_Exercise prompt_: Scan the lines below; pull out those with "debt".

-- -- --

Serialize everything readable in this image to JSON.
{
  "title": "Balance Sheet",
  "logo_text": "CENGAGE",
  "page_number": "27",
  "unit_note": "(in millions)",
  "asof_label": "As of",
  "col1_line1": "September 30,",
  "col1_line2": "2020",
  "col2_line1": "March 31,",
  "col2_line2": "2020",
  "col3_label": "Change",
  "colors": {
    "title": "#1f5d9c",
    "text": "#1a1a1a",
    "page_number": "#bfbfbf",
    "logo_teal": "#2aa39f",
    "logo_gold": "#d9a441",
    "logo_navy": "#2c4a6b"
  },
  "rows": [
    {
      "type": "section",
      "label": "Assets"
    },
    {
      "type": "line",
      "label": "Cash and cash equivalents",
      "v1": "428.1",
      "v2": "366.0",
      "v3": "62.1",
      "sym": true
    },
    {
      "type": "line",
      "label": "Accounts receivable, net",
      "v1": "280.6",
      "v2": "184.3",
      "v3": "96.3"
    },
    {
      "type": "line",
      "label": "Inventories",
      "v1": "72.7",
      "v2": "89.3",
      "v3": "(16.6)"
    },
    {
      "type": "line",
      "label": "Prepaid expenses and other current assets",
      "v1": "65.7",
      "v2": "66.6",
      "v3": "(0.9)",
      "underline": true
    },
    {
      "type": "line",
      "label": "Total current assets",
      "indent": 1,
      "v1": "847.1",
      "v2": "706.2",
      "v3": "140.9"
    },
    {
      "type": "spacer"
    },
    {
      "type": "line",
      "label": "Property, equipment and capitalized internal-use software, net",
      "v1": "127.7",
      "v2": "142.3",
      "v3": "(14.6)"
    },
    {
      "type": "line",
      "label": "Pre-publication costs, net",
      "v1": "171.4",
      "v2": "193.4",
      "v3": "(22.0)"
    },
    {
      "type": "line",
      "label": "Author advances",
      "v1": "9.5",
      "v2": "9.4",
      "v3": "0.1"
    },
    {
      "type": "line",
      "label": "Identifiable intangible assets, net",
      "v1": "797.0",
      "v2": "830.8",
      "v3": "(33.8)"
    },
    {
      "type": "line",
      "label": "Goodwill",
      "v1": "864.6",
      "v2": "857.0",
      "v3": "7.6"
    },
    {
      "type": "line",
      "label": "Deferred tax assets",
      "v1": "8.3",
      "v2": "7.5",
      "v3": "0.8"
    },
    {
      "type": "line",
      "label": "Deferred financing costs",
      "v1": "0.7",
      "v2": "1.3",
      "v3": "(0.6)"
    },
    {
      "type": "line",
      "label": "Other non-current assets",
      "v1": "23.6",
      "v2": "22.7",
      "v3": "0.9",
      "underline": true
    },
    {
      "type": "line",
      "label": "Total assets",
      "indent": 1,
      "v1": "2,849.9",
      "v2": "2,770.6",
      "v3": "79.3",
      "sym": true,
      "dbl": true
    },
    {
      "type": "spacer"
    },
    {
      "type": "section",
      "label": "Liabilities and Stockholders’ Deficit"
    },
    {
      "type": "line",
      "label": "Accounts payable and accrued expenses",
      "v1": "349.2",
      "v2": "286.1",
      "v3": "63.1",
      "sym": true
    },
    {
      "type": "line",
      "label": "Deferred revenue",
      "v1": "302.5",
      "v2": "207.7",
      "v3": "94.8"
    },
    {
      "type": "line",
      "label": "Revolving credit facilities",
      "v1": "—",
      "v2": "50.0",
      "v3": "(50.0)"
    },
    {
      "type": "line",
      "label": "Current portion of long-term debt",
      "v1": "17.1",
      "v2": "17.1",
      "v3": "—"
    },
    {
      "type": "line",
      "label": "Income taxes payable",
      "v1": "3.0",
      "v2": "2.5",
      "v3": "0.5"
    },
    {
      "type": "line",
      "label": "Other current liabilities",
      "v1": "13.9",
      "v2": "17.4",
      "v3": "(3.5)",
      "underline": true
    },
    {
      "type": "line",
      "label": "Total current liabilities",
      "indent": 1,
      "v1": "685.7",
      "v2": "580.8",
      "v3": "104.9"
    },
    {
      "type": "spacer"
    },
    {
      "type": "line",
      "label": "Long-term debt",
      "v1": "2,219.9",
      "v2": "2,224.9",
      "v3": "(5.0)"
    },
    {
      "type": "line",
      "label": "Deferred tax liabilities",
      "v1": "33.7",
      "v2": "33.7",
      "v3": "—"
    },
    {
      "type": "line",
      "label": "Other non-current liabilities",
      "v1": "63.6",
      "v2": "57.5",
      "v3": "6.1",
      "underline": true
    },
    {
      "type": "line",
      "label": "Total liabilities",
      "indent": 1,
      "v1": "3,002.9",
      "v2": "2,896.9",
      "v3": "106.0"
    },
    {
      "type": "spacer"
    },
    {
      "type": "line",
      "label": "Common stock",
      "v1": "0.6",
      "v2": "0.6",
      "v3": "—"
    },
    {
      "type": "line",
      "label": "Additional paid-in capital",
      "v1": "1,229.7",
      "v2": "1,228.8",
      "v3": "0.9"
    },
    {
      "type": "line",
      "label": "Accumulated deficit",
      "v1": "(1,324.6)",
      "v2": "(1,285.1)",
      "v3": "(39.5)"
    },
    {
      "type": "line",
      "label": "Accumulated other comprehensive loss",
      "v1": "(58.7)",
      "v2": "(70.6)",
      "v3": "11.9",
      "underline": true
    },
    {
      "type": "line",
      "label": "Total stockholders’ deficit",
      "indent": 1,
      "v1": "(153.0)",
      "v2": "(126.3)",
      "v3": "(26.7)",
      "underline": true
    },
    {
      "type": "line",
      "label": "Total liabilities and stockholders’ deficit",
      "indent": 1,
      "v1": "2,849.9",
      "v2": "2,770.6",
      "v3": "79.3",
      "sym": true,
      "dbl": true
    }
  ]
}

-- -- --

_Response for this exercise_:
      "label": "Current portion of long-term debt",
      "label": "Long-term debt",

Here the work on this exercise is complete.